What is being asked ->
Give every line again exactly as it appears, please, but not the pictures.

::: Data shown

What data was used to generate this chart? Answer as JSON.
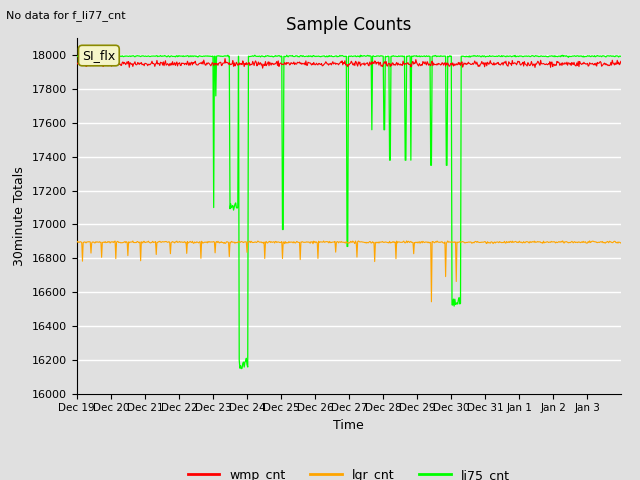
{
  "title": "Sample Counts",
  "top_left_text": "No data for f_li77_cnt",
  "ylabel": "30minute Totals",
  "xlabel": "Time",
  "ylim": [
    16000,
    18100
  ],
  "background_color": "#e0e0e0",
  "plot_bg_color": "#e0e0e0",
  "grid_color": "white",
  "wmp_cnt_base": 17950,
  "wmp_cnt_noise": 8,
  "lgr_cnt_base": 16895,
  "lgr_cnt_noise": 3,
  "li75_cnt_base": 17995,
  "x_tick_labels": [
    "Dec 19",
    "Dec 20",
    "Dec 21",
    "Dec 22",
    "Dec 23",
    "Dec 24",
    "Dec 25",
    "Dec 26",
    "Dec 27",
    "Dec 28",
    "Dec 29",
    "Dec 30",
    "Dec 31",
    "Jan 1",
    "Jan 2",
    "Jan 3"
  ],
  "legend_title": "SI_flx",
  "series_labels": [
    "wmp_cnt",
    "lgr_cnt",
    "li75_cnt"
  ],
  "series_colors": [
    "red",
    "orange",
    "lime"
  ],
  "figsize": [
    6.4,
    4.8
  ],
  "dpi": 100
}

::::::

Answer to the problem ->
What data was used to generate this chart? Answer as JSON.
{
  "title": "Sample Counts",
  "top_left_text": "No data for f_li77_cnt",
  "ylabel": "30minute Totals",
  "xlabel": "Time",
  "ylim": [
    16000,
    18100
  ],
  "background_color": "#e0e0e0",
  "plot_bg_color": "#e0e0e0",
  "grid_color": "white",
  "wmp_cnt_base": 17950,
  "wmp_cnt_noise": 8,
  "lgr_cnt_base": 16895,
  "lgr_cnt_noise": 3,
  "li75_cnt_base": 17995,
  "x_tick_labels": [
    "Dec 19",
    "Dec 20",
    "Dec 21",
    "Dec 22",
    "Dec 23",
    "Dec 24",
    "Dec 25",
    "Dec 26",
    "Dec 27",
    "Dec 28",
    "Dec 29",
    "Dec 30",
    "Dec 31",
    "Jan 1",
    "Jan 2",
    "Jan 3"
  ],
  "legend_title": "SI_flx",
  "series_labels": [
    "wmp_cnt",
    "lgr_cnt",
    "li75_cnt"
  ],
  "series_colors": [
    "red",
    "orange",
    "lime"
  ],
  "figsize": [
    6.4,
    4.8
  ],
  "dpi": 100
}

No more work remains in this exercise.